→ **Goal**
Only the lines from the one containing "Transcribe the text in this document." through the end of the data below should be copied, each exactly as written and with both ends kept.

→ **Task material**
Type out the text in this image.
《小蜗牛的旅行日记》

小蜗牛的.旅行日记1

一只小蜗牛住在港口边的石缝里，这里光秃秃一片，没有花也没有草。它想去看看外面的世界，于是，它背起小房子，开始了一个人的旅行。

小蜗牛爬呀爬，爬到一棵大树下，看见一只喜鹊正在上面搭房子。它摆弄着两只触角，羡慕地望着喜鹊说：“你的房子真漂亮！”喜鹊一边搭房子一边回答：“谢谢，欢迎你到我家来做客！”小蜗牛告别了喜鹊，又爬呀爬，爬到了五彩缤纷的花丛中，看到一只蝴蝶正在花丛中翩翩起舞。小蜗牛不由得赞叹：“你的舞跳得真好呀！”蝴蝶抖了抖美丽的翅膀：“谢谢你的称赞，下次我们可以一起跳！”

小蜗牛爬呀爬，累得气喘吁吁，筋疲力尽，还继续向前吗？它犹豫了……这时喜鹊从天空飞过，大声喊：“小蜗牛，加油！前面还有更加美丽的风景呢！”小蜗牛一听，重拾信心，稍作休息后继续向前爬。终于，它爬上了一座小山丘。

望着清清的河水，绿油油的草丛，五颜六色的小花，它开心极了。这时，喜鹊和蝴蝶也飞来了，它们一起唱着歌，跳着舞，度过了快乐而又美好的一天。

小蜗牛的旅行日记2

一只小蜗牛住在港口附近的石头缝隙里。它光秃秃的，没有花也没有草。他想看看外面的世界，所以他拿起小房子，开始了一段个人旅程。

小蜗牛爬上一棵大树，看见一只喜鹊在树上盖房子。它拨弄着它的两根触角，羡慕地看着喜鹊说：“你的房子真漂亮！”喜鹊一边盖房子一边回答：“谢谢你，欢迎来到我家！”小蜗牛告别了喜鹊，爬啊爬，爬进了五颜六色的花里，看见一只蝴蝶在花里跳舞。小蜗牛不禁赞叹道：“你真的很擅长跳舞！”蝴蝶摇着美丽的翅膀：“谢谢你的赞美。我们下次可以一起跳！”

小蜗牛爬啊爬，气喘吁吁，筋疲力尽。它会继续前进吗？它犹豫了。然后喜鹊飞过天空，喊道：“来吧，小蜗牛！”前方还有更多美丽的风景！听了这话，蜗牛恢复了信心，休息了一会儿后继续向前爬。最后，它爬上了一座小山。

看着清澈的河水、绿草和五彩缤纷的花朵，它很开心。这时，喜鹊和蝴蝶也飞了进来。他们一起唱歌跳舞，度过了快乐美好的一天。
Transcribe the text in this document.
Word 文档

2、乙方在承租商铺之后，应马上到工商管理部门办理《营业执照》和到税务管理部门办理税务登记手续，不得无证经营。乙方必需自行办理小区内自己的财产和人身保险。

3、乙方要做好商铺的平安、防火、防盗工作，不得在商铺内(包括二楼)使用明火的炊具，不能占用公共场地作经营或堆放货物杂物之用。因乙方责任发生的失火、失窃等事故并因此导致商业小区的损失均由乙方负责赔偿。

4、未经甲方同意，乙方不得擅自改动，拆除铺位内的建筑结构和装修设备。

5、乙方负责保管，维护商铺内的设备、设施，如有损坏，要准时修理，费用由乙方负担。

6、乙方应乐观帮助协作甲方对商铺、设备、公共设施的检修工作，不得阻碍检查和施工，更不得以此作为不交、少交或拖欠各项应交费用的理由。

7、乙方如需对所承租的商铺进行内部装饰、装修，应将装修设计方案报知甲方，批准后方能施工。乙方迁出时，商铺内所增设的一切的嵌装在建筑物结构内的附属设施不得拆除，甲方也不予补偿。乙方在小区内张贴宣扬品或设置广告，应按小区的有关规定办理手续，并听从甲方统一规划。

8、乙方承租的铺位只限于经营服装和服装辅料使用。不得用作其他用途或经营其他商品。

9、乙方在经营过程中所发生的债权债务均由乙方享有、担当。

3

→ **Answer**
Transcribe the text in this document.
Word 文档

2、乙方在承租商铺之后，应马上到工商管理部门办理《营业执照》和到税务管理部门办理税务登记手续，不得无证经营。乙方必需自行办理小区内自己的财产和人身保险。

3、乙方要做好商铺的平安、防火、防盗工作，不得在商铺内(包括二楼)使用明火的炊具，不能占用公共场地作经营或堆放货物杂物之用。因乙方责任发生的失火、失窃等事故并因此导致商业小区的损失均由乙方负责赔偿。

4、未经甲方同意，乙方不得擅自改动，拆除铺位内的建筑结构和装修设备。

5、乙方负责保管，维护商铺内的设备、设施，如有损坏，要准时修理，费用由乙方负担。

6、乙方应乐观帮助协作甲方对商铺、设备、公共设施的检修工作，不得阻碍检查和施工，更不得以此作为不交、少交或拖欠各项应交费用的理由。

7、乙方如需对所承租的商铺进行内部装饰、装修，应将装修设计方案报知甲方，批准后方能施工。乙方迁出时，商铺内所增设的一切的嵌装在建筑物结构内的附属设施不得拆除，甲方也不予补偿。乙方在小区内张贴宣扬品或设置广告，应按小区的有关规定办理手续，并听从甲方统一规划。

8、乙方承租的铺位只限于经营服装和服装辅料使用。不得用作其他用途或经营其他商品。

9、乙方在经营过程中所发生的债权债务均由乙方享有、担当。

3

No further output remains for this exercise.